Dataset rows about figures
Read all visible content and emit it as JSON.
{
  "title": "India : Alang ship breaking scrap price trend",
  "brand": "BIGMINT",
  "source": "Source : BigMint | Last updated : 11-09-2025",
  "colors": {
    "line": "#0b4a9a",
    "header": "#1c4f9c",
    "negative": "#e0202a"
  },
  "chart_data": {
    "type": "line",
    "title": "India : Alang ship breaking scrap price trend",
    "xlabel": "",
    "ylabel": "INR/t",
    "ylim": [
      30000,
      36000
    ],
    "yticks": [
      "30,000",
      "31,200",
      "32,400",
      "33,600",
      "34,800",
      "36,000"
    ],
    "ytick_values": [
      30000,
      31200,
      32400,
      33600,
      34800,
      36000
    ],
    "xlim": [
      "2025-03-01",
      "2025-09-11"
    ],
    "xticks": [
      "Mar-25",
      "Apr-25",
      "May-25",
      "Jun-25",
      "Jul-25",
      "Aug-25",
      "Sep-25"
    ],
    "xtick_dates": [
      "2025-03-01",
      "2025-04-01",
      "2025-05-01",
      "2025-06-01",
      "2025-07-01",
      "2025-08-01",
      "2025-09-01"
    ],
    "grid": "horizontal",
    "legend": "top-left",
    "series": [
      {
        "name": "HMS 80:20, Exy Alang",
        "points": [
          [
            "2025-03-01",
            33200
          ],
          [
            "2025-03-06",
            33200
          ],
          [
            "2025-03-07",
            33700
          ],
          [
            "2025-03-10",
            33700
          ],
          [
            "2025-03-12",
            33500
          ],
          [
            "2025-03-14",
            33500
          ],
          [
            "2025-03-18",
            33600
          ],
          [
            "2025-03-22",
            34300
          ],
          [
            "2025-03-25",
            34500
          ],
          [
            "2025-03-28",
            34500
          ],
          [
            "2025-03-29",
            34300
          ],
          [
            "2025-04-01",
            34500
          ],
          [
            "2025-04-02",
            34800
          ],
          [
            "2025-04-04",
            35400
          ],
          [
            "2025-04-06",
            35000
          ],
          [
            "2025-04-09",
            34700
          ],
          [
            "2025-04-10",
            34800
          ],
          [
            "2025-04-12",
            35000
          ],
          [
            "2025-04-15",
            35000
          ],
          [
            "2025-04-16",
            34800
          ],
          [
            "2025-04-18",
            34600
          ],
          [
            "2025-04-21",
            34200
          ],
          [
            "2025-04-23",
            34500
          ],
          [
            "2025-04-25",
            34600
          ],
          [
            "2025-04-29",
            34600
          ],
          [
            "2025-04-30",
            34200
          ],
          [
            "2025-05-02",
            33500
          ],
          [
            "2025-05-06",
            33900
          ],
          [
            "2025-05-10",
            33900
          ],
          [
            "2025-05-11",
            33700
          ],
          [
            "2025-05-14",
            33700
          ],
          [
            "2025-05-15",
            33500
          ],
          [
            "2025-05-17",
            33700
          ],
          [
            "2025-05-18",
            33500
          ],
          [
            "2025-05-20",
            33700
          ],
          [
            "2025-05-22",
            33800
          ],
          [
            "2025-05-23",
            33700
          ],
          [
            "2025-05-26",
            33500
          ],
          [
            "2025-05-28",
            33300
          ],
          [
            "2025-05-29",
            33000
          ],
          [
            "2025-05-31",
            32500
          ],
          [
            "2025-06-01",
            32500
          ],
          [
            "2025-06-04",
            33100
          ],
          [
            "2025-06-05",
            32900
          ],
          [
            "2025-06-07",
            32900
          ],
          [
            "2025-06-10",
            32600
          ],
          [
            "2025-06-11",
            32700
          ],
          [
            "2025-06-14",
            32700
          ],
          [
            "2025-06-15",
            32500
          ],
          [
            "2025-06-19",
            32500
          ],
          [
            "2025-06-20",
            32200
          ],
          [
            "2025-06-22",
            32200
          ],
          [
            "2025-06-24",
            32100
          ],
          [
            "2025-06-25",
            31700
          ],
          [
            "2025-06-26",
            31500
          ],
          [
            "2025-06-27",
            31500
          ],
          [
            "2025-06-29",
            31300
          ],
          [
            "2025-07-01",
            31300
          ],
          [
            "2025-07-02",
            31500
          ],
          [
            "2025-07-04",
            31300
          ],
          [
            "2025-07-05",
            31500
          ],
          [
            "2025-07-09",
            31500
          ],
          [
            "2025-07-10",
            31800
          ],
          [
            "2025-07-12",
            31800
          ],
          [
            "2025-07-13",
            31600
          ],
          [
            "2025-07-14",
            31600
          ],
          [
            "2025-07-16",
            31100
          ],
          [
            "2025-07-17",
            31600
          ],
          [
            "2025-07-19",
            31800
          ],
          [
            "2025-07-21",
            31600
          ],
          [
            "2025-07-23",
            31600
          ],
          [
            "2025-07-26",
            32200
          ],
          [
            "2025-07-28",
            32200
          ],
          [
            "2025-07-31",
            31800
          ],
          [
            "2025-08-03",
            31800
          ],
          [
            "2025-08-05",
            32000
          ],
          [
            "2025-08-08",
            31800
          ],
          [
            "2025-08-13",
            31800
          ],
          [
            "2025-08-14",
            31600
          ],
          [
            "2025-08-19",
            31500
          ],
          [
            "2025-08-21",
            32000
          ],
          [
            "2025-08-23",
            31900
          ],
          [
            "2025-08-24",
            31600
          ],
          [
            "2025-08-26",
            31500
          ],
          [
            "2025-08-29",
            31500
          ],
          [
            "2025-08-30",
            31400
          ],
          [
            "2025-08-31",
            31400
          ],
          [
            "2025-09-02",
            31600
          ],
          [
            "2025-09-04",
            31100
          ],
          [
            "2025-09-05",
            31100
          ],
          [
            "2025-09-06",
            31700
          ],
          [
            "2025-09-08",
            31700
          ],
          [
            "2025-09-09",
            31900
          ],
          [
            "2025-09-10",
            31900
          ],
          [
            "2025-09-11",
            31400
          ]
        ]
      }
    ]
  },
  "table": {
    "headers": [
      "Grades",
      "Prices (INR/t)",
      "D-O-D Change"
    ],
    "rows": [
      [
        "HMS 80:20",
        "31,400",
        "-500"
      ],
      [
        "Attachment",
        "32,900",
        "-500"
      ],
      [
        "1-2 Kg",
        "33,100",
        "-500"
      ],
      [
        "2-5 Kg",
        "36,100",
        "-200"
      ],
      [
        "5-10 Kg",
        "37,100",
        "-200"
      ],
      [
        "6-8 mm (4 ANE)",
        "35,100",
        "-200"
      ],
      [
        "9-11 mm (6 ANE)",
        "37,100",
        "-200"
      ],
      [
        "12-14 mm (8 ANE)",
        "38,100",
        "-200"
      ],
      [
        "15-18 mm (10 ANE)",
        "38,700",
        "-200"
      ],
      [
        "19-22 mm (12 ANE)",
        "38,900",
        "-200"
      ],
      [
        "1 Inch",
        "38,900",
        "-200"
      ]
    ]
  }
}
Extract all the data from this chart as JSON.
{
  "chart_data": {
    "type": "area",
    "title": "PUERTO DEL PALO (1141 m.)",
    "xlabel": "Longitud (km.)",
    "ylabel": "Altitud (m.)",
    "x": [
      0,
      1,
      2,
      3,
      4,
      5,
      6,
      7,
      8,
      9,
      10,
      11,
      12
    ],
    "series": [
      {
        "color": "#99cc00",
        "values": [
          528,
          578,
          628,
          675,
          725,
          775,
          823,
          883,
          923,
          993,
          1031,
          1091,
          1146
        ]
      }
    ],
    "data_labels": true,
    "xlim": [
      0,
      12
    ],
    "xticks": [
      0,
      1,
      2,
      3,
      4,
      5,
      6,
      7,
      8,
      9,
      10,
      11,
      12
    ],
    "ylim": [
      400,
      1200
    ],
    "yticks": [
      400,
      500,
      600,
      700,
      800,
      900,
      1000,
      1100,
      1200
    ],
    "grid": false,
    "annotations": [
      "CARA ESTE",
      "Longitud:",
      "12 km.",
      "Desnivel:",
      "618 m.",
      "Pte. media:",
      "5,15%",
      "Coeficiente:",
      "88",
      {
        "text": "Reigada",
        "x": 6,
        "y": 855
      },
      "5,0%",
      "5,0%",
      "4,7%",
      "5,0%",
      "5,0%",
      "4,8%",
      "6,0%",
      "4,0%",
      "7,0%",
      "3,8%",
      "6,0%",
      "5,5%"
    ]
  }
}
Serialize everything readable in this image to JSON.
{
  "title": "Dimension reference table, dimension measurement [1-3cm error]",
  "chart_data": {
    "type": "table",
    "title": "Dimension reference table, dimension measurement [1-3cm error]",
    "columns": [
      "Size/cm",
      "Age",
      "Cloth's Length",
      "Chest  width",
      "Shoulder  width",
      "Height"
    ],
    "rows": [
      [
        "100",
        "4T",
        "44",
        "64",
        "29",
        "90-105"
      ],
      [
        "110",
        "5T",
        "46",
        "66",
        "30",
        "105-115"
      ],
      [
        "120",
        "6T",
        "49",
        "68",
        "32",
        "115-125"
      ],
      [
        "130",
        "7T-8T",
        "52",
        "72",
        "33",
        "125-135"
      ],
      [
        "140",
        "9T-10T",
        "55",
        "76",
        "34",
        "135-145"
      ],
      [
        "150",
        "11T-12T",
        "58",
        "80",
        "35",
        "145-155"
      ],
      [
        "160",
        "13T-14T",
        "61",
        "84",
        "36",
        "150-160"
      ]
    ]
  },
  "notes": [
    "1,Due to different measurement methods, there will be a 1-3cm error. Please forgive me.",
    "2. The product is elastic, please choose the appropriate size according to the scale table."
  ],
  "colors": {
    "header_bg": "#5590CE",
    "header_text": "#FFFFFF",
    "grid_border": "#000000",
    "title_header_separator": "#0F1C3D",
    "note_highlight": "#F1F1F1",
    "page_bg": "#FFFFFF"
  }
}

- Task instructions
Search the lines above for the string "scrap", then show every one that has it.

- Final answer
  "title": "India : Alang ship breaking scrap price trend",
    "title": "India : Alang ship breaking scrap price trend",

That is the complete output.